Stated task: Retype the material in full, keeping every word the same.

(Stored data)
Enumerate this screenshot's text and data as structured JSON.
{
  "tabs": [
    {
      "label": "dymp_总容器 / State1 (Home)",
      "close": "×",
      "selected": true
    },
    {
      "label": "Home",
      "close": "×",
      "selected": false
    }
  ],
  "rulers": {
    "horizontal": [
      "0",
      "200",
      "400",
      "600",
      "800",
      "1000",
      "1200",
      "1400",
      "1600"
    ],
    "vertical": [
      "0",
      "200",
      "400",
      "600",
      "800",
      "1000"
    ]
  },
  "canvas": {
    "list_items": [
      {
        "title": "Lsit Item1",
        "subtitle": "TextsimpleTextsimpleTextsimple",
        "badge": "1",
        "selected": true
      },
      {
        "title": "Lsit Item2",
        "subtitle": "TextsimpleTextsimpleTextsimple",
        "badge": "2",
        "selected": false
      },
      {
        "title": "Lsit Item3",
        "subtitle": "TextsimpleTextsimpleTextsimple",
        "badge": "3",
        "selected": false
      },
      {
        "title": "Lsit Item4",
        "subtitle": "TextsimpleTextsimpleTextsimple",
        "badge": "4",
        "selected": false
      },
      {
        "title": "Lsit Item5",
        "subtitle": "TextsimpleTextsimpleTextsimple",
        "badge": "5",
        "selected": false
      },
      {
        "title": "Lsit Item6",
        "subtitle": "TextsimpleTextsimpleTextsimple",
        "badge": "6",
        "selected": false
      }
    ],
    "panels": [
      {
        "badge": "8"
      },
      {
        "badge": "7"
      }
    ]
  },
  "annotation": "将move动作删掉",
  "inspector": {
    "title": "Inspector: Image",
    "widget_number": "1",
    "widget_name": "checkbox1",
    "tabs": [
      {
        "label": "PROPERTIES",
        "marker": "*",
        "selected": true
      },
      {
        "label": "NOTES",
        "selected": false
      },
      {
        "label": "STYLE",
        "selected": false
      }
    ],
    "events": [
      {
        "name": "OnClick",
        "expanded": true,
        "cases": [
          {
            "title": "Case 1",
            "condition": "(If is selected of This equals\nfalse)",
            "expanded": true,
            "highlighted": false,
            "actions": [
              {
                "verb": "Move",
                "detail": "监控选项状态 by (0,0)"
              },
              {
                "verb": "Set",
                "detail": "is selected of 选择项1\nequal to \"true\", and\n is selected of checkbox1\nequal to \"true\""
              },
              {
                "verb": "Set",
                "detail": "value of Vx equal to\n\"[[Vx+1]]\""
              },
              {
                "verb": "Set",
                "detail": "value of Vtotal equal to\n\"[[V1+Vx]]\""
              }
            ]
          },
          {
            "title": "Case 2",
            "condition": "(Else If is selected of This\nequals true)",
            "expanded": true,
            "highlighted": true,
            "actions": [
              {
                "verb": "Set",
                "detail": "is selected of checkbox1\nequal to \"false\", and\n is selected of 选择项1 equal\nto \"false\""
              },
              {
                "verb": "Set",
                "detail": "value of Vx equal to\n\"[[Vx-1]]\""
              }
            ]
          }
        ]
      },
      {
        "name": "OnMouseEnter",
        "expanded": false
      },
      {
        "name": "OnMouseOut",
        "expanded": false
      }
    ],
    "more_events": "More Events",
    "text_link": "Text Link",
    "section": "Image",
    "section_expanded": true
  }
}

Complete answer:
Enumerate this screenshot's text and data as structured JSON.
{
  "tabs": [
    {
      "label": "dymp_总容器 / State1 (Home)",
      "close": "×",
      "selected": true
    },
    {
      "label": "Home",
      "close": "×",
      "selected": false
    }
  ],
  "rulers": {
    "horizontal": [
      "0",
      "200",
      "400",
      "600",
      "800",
      "1000",
      "1200",
      "1400",
      "1600"
    ],
    "vertical": [
      "0",
      "200",
      "400",
      "600",
      "800",
      "1000"
    ]
  },
  "canvas": {
    "list_items": [
      {
        "title": "Lsit Item1",
        "subtitle": "TextsimpleTextsimpleTextsimple",
        "badge": "1",
        "selected": true
      },
      {
        "title": "Lsit Item2",
        "subtitle": "TextsimpleTextsimpleTextsimple",
        "badge": "2",
        "selected": false
      },
      {
        "title": "Lsit Item3",
        "subtitle": "TextsimpleTextsimpleTextsimple",
        "badge": "3",
        "selected": false
      },
      {
        "title": "Lsit Item4",
        "subtitle": "TextsimpleTextsimpleTextsimple",
        "badge": "4",
        "selected": false
      },
      {
        "title": "Lsit Item5",
        "subtitle": "TextsimpleTextsimpleTextsimple",
        "badge": "5",
        "selected": false
      },
      {
        "title": "Lsit Item6",
        "subtitle": "TextsimpleTextsimpleTextsimple",
        "badge": "6",
        "selected": false
      }
    ],
    "panels": [
      {
        "badge": "8"
      },
      {
        "badge": "7"
      }
    ]
  },
  "annotation": "将move动作删掉",
  "inspector": {
    "title": "Inspector: Image",
    "widget_number": "1",
    "widget_name": "checkbox1",
    "tabs": [
      {
        "label": "PROPERTIES",
        "marker": "*",
        "selected": true
      },
      {
        "label": "NOTES",
        "selected": false
      },
      {
        "label": "STYLE",
        "selected": false
      }
    ],
    "events": [
      {
        "name": "OnClick",
        "expanded": true,
        "cases": [
          {
            "title": "Case 1",
            "condition": "(If is selected of This equals\nfalse)",
            "expanded": true,
            "highlighted": false,
            "actions": [
              {
                "verb": "Move",
                "detail": "监控选项状态 by (0,0)"
              },
              {
                "verb": "Set",
                "detail": "is selected of 选择项1\nequal to \"true\", and\n is selected of checkbox1\nequal to \"true\""
              },
              {
                "verb": "Set",
                "detail": "value of Vx equal to\n\"[[Vx+1]]\""
              },
              {
                "verb": "Set",
                "detail": "value of Vtotal equal to\n\"[[V1+Vx]]\""
              }
            ]
          },
          {
            "title": "Case 2",
            "condition": "(Else If is selected of This\nequals true)",
            "expanded": true,
            "highlighted": true,
            "actions": [
              {
                "verb": "Set",
                "detail": "is selected of checkbox1\nequal to \"false\", and\n is selected of 选择项1 equal\nto \"false\""
              },
              {
                "verb": "Set",
                "detail": "value of Vx equal to\n\"[[Vx-1]]\""
              }
            ]
          }
        ]
      },
      {
        "name": "OnMouseEnter",
        "expanded": false
      },
      {
        "name": "OnMouseOut",
        "expanded": false
      }
    ],
    "more_events": "More Events",
    "text_link": "Text Link",
    "section": "Image",
    "section_expanded": true
  }
}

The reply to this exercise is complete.